## BEGIN Entries supplied

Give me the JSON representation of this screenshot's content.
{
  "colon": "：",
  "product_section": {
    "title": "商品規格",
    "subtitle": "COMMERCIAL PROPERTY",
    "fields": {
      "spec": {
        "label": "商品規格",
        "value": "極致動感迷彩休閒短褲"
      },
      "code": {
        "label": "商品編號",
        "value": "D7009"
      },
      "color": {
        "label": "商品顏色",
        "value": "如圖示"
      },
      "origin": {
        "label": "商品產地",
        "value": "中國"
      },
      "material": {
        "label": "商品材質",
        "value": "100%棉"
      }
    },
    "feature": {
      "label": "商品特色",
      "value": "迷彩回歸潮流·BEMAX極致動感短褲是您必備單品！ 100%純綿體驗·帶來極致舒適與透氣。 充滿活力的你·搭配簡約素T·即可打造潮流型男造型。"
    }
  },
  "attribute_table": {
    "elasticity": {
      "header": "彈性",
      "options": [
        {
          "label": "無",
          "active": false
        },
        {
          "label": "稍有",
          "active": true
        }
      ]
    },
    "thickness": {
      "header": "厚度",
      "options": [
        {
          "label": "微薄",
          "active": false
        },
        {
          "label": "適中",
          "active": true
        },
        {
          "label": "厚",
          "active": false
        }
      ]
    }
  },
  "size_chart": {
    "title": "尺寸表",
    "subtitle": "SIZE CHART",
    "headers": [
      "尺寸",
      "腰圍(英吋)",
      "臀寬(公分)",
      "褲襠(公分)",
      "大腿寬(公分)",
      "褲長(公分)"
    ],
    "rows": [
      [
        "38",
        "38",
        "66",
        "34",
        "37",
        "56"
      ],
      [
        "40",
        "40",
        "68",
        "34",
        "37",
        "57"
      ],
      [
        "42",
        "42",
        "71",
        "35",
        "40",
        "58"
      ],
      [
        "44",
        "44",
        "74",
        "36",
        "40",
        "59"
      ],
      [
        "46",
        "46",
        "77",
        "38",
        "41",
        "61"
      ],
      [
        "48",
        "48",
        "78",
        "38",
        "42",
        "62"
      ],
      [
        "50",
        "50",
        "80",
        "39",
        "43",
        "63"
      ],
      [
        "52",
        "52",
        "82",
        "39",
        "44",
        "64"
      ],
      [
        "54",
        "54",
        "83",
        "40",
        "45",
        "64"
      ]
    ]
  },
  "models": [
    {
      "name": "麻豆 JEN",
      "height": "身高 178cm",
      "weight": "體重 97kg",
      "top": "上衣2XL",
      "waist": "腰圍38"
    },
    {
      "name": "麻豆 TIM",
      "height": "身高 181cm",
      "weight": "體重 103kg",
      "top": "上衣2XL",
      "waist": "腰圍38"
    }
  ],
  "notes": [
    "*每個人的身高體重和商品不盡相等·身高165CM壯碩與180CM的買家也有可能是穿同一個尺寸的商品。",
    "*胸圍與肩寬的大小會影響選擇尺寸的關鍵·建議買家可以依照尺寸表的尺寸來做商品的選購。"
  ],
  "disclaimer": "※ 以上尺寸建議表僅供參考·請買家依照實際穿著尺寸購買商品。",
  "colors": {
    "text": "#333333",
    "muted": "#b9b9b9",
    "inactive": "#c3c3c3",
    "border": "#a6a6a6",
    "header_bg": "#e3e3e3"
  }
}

## END Entries supplied

Return every record, word for word.

Task solution:
Give me the JSON representation of this screenshot's content.
{
  "colon": "：",
  "product_section": {
    "title": "商品規格",
    "subtitle": "COMMERCIAL PROPERTY",
    "fields": {
      "spec": {
        "label": "商品規格",
        "value": "極致動感迷彩休閒短褲"
      },
      "code": {
        "label": "商品編號",
        "value": "D7009"
      },
      "color": {
        "label": "商品顏色",
        "value": "如圖示"
      },
      "origin": {
        "label": "商品產地",
        "value": "中國"
      },
      "material": {
        "label": "商品材質",
        "value": "100%棉"
      }
    },
    "feature": {
      "label": "商品特色",
      "value": "迷彩回歸潮流·BEMAX極致動感短褲是您必備單品！ 100%純綿體驗·帶來極致舒適與透氣。 充滿活力的你·搭配簡約素T·即可打造潮流型男造型。"
    }
  },
  "attribute_table": {
    "elasticity": {
      "header": "彈性",
      "options": [
        {
          "label": "無",
          "active": false
        },
        {
          "label": "稍有",
          "active": true
        }
      ]
    },
    "thickness": {
      "header": "厚度",
      "options": [
        {
          "label": "微薄",
          "active": false
        },
        {
          "label": "適中",
          "active": true
        },
        {
          "label": "厚",
          "active": false
        }
      ]
    }
  },
  "size_chart": {
    "title": "尺寸表",
    "subtitle": "SIZE CHART",
    "headers": [
      "尺寸",
      "腰圍(英吋)",
      "臀寬(公分)",
      "褲襠(公分)",
      "大腿寬(公分)",
      "褲長(公分)"
    ],
    "rows": [
      [
        "38",
        "38",
        "66",
        "34",
        "37",
        "56"
      ],
      [
        "40",
        "40",
        "68",
        "34",
        "37",
        "57"
      ],
      [
        "42",
        "42",
        "71",
        "35",
        "40",
        "58"
      ],
      [
        "44",
        "44",
        "74",
        "36",
        "40",
        "59"
      ],
      [
        "46",
        "46",
        "77",
        "38",
        "41",
        "61"
      ],
      [
        "48",
        "48",
        "78",
        "38",
        "42",
        "62"
      ],
      [
        "50",
        "50",
        "80",
        "39",
        "43",
        "63"
      ],
      [
        "52",
        "52",
        "82",
        "39",
        "44",
        "64"
      ],
      [
        "54",
        "54",
        "83",
        "40",
        "45",
        "64"
      ]
    ]
  },
  "models": [
    {
      "name": "麻豆 JEN",
      "height": "身高 178cm",
      "weight": "體重 97kg",
      "top": "上衣2XL",
      "waist": "腰圍38"
    },
    {
      "name": "麻豆 TIM",
      "height": "身高 181cm",
      "weight": "體重 103kg",
      "top": "上衣2XL",
      "waist": "腰圍38"
    }
  ],
  "notes": [
    "*每個人的身高體重和商品不盡相等·身高165CM壯碩與180CM的買家也有可能是穿同一個尺寸的商品。",
    "*胸圍與肩寬的大小會影響選擇尺寸的關鍵·建議買家可以依照尺寸表的尺寸來做商品的選購。"
  ],
  "disclaimer": "※ 以上尺寸建議表僅供參考·請買家依照實際穿著尺寸購買商品。",
  "colors": {
    "text": "#333333",
    "muted": "#b9b9b9",
    "inactive": "#c3c3c3",
    "border": "#a6a6a6",
    "header_bg": "#e3e3e3"
  }
}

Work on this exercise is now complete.